#### [Exercise task]
Your task is to output the data exactly as it stands.

#### [Given records]
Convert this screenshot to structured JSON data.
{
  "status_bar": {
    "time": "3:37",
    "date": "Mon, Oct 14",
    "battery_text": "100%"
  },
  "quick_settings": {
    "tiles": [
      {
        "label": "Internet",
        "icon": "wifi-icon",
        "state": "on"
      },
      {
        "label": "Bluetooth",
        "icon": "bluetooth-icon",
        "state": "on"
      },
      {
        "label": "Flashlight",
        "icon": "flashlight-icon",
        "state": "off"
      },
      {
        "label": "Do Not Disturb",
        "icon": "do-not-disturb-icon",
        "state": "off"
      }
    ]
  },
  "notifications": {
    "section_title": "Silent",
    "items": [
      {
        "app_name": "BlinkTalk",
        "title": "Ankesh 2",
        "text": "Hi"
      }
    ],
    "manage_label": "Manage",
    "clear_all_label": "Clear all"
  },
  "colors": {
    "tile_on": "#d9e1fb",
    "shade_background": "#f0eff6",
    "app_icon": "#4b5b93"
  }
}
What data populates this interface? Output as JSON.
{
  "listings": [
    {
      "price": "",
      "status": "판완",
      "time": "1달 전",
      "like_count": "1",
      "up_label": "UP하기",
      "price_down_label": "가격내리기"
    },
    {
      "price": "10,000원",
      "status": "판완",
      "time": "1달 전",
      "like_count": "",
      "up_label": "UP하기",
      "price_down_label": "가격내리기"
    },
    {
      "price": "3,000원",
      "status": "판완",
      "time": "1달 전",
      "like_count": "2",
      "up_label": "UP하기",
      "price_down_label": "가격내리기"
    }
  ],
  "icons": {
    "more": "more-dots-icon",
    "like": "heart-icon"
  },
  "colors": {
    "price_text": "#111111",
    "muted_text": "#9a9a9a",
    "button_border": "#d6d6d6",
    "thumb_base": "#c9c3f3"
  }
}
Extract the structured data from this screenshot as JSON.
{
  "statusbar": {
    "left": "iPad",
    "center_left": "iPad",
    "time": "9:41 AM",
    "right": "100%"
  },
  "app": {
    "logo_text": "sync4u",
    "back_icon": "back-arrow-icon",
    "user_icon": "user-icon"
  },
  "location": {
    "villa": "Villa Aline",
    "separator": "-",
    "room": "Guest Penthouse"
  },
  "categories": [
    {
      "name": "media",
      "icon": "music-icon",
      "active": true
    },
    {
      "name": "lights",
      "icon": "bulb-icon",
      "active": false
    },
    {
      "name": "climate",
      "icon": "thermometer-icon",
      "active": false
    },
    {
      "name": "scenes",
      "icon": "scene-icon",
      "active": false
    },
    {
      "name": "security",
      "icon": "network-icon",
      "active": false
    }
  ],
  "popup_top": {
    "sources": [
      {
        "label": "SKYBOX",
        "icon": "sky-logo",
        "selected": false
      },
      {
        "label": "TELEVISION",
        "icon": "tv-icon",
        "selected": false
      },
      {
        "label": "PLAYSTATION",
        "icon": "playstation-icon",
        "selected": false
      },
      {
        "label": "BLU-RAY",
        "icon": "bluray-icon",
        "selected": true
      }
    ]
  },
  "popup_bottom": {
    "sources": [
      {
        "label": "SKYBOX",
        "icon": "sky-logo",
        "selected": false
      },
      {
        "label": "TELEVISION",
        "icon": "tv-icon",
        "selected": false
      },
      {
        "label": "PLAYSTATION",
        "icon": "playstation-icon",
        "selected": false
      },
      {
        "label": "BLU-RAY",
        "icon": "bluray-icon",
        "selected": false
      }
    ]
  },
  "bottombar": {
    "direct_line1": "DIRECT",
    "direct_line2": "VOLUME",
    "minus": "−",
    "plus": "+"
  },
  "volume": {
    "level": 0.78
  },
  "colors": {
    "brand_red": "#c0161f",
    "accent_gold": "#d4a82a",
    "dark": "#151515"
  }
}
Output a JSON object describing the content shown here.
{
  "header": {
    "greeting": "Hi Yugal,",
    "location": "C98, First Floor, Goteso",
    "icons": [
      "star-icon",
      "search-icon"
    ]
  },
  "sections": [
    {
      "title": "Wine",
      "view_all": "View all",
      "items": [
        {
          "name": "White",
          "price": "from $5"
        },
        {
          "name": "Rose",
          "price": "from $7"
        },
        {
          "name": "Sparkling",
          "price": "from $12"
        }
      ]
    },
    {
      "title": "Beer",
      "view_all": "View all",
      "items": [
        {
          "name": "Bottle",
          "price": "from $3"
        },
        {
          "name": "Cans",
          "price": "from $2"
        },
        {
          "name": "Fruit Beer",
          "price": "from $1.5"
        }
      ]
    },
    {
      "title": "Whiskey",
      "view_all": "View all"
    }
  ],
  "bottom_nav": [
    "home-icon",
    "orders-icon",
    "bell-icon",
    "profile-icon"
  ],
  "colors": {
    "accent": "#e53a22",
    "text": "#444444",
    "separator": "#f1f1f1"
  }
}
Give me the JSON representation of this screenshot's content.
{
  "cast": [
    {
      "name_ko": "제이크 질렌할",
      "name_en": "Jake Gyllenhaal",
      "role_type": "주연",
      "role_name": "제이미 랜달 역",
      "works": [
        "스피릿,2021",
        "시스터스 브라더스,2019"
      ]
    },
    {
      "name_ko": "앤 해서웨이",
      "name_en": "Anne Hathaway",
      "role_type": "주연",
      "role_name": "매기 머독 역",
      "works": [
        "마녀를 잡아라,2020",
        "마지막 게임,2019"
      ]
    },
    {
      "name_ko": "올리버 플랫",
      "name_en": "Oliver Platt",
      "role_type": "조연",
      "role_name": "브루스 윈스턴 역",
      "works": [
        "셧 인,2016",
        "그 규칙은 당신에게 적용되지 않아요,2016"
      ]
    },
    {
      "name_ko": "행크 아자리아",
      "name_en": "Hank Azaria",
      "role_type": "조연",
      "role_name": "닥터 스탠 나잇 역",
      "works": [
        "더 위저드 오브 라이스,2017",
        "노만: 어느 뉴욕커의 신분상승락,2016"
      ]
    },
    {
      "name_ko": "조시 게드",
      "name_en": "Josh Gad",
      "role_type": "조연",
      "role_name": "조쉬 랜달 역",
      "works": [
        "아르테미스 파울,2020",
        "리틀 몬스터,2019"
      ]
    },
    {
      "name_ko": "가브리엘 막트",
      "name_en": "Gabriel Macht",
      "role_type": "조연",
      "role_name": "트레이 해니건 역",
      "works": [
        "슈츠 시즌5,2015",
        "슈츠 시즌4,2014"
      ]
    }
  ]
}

#### [Answer]
Convert this screenshot to structured JSON data.
{
  "status_bar": {
    "time": "3:37",
    "date": "Mon, Oct 14",
    "battery_text": "100%"
  },
  "quick_settings": {
    "tiles": [
      {
        "label": "Internet",
        "icon": "wifi-icon",
        "state": "on"
      },
      {
        "label": "Bluetooth",
        "icon": "bluetooth-icon",
        "state": "on"
      },
      {
        "label": "Flashlight",
        "icon": "flashlight-icon",
        "state": "off"
      },
      {
        "label": "Do Not Disturb",
        "icon": "do-not-disturb-icon",
        "state": "off"
      }
    ]
  },
  "notifications": {
    "section_title": "Silent",
    "items": [
      {
        "app_name": "BlinkTalk",
        "title": "Ankesh 2",
        "text": "Hi"
      }
    ],
    "manage_label": "Manage",
    "clear_all_label": "Clear all"
  },
  "colors": {
    "tile_on": "#d9e1fb",
    "shade_background": "#f0eff6",
    "app_icon": "#4b5b93"
  }
}
What data populates this interface? Output as JSON.
{
  "listings": [
    {
      "price": "",
      "status": "판완",
      "time": "1달 전",
      "like_count": "1",
      "up_label": "UP하기",
      "price_down_label": "가격내리기"
    },
    {
      "price": "10,000원",
      "status": "판완",
      "time": "1달 전",
      "like_count": "",
      "up_label": "UP하기",
      "price_down_label": "가격내리기"
    },
    {
      "price": "3,000원",
      "status": "판완",
      "time": "1달 전",
      "like_count": "2",
      "up_label": "UP하기",
      "price_down_label": "가격내리기"
    }
  ],
  "icons": {
    "more": "more-dots-icon",
    "like": "heart-icon"
  },
  "colors": {
    "price_text": "#111111",
    "muted_text": "#9a9a9a",
    "button_border": "#d6d6d6",
    "thumb_base": "#c9c3f3"
  }
}
Extract the structured data from this screenshot as JSON.
{
  "statusbar": {
    "left": "iPad",
    "center_left": "iPad",
    "time": "9:41 AM",
    "right": "100%"
  },
  "app": {
    "logo_text": "sync4u",
    "back_icon": "back-arrow-icon",
    "user_icon": "user-icon"
  },
  "location": {
    "villa": "Villa Aline",
    "separator": "-",
    "room": "Guest Penthouse"
  },
  "categories": [
    {
      "name": "media",
      "icon": "music-icon",
      "active": true
    },
    {
      "name": "lights",
      "icon": "bulb-icon",
      "active": false
    },
    {
      "name": "climate",
      "icon": "thermometer-icon",
      "active": false
    },
    {
      "name": "scenes",
      "icon": "scene-icon",
      "active": false
    },
    {
      "name": "security",
      "icon": "network-icon",
      "active": false
    }
  ],
  "popup_top": {
    "sources": [
      {
        "label": "SKYBOX",
        "icon": "sky-logo",
        "selected": false
      },
      {
        "label": "TELEVISION",
        "icon": "tv-icon",
        "selected": false
      },
      {
        "label": "PLAYSTATION",
        "icon": "playstation-icon",
        "selected": false
      },
      {
        "label": "BLU-RAY",
        "icon": "bluray-icon",
        "selected": true
      }
    ]
  },
  "popup_bottom": {
    "sources": [
      {
        "label": "SKYBOX",
        "icon": "sky-logo",
        "selected": false
      },
      {
        "label": "TELEVISION",
        "icon": "tv-icon",
        "selected": false
      },
      {
        "label": "PLAYSTATION",
        "icon": "playstation-icon",
        "selected": false
      },
      {
        "label": "BLU-RAY",
        "icon": "bluray-icon",
        "selected": false
      }
    ]
  },
  "bottombar": {
    "direct_line1": "DIRECT",
    "direct_line2": "VOLUME",
    "minus": "−",
    "plus": "+"
  },
  "volume": {
    "level": 0.78
  },
  "colors": {
    "brand_red": "#c0161f",
    "accent_gold": "#d4a82a",
    "dark": "#151515"
  }
}
Output a JSON object describing the content shown here.
{
  "header": {
    "greeting": "Hi Yugal,",
    "location": "C98, First Floor, Goteso",
    "icons": [
      "star-icon",
      "search-icon"
    ]
  },
  "sections": [
    {
      "title": "Wine",
      "view_all": "View all",
      "items": [
        {
          "name": "White",
          "price": "from $5"
        },
        {
          "name": "Rose",
          "price": "from $7"
        },
        {
          "name": "Sparkling",
          "price": "from $12"
        }
      ]
    },
    {
      "title": "Beer",
      "view_all": "View all",
      "items": [
        {
          "name": "Bottle",
          "price": "from $3"
        },
        {
          "name": "Cans",
          "price": "from $2"
        },
        {
          "name": "Fruit Beer",
          "price": "from $1.5"
        }
      ]
    },
    {
      "title": "Whiskey",
      "view_all": "View all"
    }
  ],
  "bottom_nav": [
    "home-icon",
    "orders-icon",
    "bell-icon",
    "profile-icon"
  ],
  "colors": {
    "accent": "#e53a22",
    "text": "#444444",
    "separator": "#f1f1f1"
  }
}
Give me the JSON representation of this screenshot's content.
{
  "cast": [
    {
      "name_ko": "제이크 질렌할",
      "name_en": "Jake Gyllenhaal",
      "role_type": "주연",
      "role_name": "제이미 랜달 역",
      "works": [
        "스피릿,2021",
        "시스터스 브라더스,2019"
      ]
    },
    {
      "name_ko": "앤 해서웨이",
      "name_en": "Anne Hathaway",
      "role_type": "주연",
      "role_name": "매기 머독 역",
      "works": [
        "마녀를 잡아라,2020",
        "마지막 게임,2019"
      ]
    },
    {
      "name_ko": "올리버 플랫",
      "name_en": "Oliver Platt",
      "role_type": "조연",
      "role_name": "브루스 윈스턴 역",
      "works": [
        "셧 인,2016",
        "그 규칙은 당신에게 적용되지 않아요,2016"
      ]
    },
    {
      "name_ko": "행크 아자리아",
      "name_en": "Hank Azaria",
      "role_type": "조연",
      "role_name": "닥터 스탠 나잇 역",
      "works": [
        "더 위저드 오브 라이스,2017",
        "노만: 어느 뉴욕커의 신분상승락,2016"
      ]
    },
    {
      "name_ko": "조시 게드",
      "name_en": "Josh Gad",
      "role_type": "조연",
      "role_name": "조쉬 랜달 역",
      "works": [
        "아르테미스 파울,2020",
        "리틀 몬스터,2019"
      ]
    },
    {
      "name_ko": "가브리엘 막트",
      "name_en": "Gabriel Macht",
      "role_type": "조연",
      "role_name": "트레이 해니건 역",
      "works": [
        "슈츠 시즌5,2015",
        "슈츠 시즌4,2014"
      ]
    }
  ]
}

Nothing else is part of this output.